BEGIN Dataset entries
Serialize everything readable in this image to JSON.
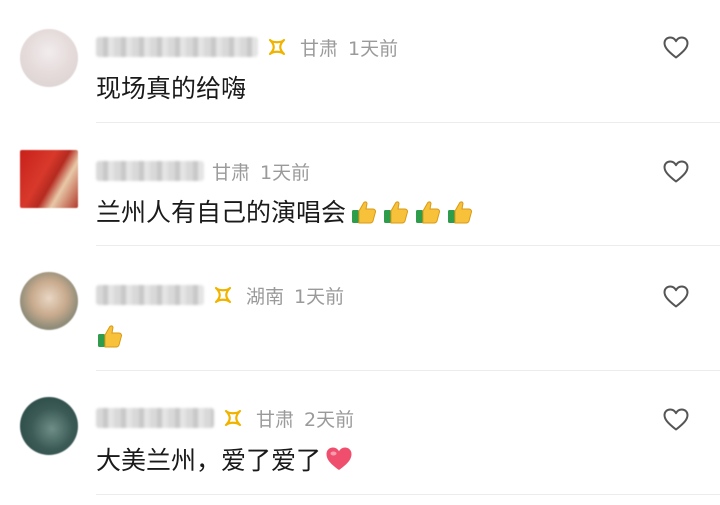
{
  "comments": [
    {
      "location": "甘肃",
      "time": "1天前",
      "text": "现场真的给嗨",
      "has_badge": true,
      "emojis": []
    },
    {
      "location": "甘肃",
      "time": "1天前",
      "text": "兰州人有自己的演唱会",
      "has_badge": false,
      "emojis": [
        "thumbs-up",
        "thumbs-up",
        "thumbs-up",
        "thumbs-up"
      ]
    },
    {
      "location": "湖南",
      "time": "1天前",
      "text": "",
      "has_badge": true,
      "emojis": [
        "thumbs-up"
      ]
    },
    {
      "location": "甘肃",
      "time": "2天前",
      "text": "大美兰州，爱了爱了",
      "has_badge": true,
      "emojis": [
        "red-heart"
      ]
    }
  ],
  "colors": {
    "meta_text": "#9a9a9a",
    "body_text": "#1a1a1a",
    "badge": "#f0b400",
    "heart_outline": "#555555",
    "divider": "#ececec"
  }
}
END Dataset entries
BEGIN Dataset entries
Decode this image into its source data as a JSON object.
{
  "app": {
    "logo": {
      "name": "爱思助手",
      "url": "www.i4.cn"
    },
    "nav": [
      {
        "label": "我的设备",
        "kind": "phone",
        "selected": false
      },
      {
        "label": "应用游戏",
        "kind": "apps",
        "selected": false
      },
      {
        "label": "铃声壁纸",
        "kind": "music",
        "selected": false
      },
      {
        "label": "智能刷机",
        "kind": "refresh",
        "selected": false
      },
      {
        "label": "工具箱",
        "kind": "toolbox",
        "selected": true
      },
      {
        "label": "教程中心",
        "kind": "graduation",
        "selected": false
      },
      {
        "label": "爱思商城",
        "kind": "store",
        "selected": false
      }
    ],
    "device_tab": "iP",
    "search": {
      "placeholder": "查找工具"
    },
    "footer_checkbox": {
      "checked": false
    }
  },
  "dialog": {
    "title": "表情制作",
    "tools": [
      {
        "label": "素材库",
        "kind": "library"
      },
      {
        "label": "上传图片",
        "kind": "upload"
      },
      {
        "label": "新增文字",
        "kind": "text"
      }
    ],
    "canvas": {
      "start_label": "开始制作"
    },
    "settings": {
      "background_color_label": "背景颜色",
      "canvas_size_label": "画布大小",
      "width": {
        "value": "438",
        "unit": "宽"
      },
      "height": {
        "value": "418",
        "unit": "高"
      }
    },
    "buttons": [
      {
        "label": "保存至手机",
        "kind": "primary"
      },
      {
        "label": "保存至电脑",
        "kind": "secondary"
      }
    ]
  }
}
END Dataset entries
[What is needed]:
Search the data above for lines holding "image" and copy each of them.

[Answer to this exercise]:
Serialize everything readable in this image to JSON.
Decode this image into its source data as a JSON object.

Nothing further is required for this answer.